* **Your task**: From the line that has "Read out every word on this page." down to the final line of the listing below, transcribe every line exactly, and only those.

(Dataset items)
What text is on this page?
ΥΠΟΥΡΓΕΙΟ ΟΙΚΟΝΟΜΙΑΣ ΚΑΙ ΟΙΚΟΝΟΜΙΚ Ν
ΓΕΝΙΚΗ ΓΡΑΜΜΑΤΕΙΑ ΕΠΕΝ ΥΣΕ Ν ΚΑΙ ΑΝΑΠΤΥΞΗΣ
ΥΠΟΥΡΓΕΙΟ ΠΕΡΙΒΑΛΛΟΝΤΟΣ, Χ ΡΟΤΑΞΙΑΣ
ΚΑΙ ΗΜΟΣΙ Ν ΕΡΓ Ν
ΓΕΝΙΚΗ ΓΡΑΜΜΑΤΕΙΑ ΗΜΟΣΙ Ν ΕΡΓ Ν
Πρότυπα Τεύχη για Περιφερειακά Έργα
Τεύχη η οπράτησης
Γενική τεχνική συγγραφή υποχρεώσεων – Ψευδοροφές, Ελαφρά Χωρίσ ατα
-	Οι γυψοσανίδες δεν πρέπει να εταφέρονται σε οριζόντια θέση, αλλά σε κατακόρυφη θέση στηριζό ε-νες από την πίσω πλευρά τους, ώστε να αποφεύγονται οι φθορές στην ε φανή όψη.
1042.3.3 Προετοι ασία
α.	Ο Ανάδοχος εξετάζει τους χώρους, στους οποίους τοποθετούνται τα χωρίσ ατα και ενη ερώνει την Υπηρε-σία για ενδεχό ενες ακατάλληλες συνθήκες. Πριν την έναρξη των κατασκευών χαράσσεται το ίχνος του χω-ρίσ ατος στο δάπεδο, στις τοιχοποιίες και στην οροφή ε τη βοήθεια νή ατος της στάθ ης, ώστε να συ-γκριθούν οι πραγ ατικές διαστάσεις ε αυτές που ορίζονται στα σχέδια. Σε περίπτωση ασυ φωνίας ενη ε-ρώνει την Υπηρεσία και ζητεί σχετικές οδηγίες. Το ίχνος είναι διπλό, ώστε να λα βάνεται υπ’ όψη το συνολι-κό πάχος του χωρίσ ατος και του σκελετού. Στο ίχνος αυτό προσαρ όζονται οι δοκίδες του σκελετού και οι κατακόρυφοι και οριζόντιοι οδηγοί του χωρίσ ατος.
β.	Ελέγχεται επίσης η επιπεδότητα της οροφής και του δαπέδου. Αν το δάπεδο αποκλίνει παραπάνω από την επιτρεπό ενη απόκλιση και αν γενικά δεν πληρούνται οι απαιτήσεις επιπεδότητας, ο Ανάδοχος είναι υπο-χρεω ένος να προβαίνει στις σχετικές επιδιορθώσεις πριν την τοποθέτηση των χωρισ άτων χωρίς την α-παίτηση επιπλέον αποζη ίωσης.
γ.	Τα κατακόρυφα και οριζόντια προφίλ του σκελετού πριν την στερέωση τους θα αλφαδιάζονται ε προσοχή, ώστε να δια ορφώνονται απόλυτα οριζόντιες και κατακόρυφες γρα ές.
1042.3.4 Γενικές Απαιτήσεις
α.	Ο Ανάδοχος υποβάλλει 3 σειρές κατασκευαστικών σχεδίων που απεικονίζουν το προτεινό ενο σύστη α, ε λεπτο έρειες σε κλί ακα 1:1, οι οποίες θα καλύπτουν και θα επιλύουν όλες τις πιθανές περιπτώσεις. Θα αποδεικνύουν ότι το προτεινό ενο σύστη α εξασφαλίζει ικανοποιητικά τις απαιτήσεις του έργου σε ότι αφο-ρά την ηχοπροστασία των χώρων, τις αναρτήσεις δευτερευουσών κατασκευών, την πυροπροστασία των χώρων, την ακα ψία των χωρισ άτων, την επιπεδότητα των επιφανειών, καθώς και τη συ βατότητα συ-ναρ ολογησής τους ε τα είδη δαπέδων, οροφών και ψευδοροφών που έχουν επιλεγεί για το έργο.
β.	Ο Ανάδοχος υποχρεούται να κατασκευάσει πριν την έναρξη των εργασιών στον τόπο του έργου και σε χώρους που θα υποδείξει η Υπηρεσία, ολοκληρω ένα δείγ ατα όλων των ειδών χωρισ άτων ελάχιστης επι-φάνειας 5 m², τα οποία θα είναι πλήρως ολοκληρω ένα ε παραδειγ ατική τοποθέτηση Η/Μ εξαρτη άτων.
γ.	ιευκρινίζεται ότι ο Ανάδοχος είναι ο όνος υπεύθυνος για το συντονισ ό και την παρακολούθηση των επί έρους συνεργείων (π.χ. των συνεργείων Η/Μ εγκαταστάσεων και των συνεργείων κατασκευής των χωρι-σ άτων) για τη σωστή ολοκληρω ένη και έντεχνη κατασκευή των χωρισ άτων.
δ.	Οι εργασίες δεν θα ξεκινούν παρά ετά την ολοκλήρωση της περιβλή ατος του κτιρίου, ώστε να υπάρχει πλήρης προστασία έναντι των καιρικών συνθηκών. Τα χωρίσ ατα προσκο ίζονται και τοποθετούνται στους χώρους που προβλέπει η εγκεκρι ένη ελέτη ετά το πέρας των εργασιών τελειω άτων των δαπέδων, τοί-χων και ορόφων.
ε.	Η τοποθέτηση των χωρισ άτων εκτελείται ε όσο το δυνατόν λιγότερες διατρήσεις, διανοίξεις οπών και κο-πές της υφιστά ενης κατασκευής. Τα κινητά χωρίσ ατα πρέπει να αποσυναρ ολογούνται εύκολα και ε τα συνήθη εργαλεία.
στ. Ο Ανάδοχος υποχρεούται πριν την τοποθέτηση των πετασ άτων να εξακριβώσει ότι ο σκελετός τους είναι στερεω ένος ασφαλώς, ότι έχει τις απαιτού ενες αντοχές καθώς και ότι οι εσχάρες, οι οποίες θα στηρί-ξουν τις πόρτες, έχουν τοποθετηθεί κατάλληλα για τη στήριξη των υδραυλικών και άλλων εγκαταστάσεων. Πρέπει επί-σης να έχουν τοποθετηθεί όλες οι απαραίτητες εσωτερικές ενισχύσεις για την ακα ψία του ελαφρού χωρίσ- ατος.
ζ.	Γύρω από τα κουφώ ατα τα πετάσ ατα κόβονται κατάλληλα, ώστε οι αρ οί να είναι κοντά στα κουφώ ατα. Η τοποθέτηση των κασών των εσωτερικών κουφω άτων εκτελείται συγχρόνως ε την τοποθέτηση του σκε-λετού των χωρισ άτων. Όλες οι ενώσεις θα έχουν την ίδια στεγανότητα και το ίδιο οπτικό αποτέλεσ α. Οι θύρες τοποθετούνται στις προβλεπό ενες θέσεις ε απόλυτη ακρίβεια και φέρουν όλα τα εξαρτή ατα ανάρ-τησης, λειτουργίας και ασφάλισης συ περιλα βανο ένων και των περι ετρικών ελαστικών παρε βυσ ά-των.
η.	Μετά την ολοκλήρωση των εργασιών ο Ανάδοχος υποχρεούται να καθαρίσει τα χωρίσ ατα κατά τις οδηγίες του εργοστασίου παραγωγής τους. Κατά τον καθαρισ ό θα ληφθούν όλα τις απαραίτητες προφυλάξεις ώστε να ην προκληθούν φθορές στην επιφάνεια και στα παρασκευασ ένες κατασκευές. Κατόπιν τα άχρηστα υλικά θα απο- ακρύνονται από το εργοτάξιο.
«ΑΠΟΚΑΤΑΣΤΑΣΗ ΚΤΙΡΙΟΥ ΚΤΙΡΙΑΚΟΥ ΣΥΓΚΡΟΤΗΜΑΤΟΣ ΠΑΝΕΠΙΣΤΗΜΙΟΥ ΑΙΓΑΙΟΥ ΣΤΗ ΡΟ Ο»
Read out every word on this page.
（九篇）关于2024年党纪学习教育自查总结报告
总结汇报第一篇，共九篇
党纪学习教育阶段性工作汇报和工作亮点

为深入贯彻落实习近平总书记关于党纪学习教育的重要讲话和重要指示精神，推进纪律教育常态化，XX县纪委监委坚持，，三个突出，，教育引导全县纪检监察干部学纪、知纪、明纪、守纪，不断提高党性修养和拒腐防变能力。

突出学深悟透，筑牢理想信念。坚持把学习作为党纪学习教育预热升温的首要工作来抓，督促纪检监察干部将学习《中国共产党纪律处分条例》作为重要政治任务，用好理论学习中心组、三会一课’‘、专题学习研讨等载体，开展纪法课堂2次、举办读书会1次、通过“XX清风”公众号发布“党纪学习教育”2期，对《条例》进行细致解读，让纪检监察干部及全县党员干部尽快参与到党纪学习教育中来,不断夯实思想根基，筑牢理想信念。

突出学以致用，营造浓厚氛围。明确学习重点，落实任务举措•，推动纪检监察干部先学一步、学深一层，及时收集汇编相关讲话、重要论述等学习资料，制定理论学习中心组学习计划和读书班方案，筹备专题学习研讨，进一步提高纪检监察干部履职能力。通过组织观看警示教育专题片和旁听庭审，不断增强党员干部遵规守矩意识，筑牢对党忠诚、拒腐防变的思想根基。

* **Worked answer**:
Read out every word on this page.
（九篇）关于2024年党纪学习教育自查总结报告
总结汇报第一篇，共九篇
党纪学习教育阶段性工作汇报和工作亮点

为深入贯彻落实习近平总书记关于党纪学习教育的重要讲话和重要指示精神，推进纪律教育常态化，XX县纪委监委坚持，，三个突出，，教育引导全县纪检监察干部学纪、知纪、明纪、守纪，不断提高党性修养和拒腐防变能力。

突出学深悟透，筑牢理想信念。坚持把学习作为党纪学习教育预热升温的首要工作来抓，督促纪检监察干部将学习《中国共产党纪律处分条例》作为重要政治任务，用好理论学习中心组、三会一课’‘、专题学习研讨等载体，开展纪法课堂2次、举办读书会1次、通过“XX清风”公众号发布“党纪学习教育”2期，对《条例》进行细致解读，让纪检监察干部及全县党员干部尽快参与到党纪学习教育中来,不断夯实思想根基，筑牢理想信念。

突出学以致用，营造浓厚氛围。明确学习重点，落实任务举措•，推动纪检监察干部先学一步、学深一层，及时收集汇编相关讲话、重要论述等学习资料，制定理论学习中心组学习计划和读书班方案，筹备专题学习研讨，进一步提高纪检监察干部履职能力。通过组织观看警示教育专题片和旁听庭审，不断增强党员干部遵规守矩意识，筑牢对党忠诚、拒腐防变的思想根基。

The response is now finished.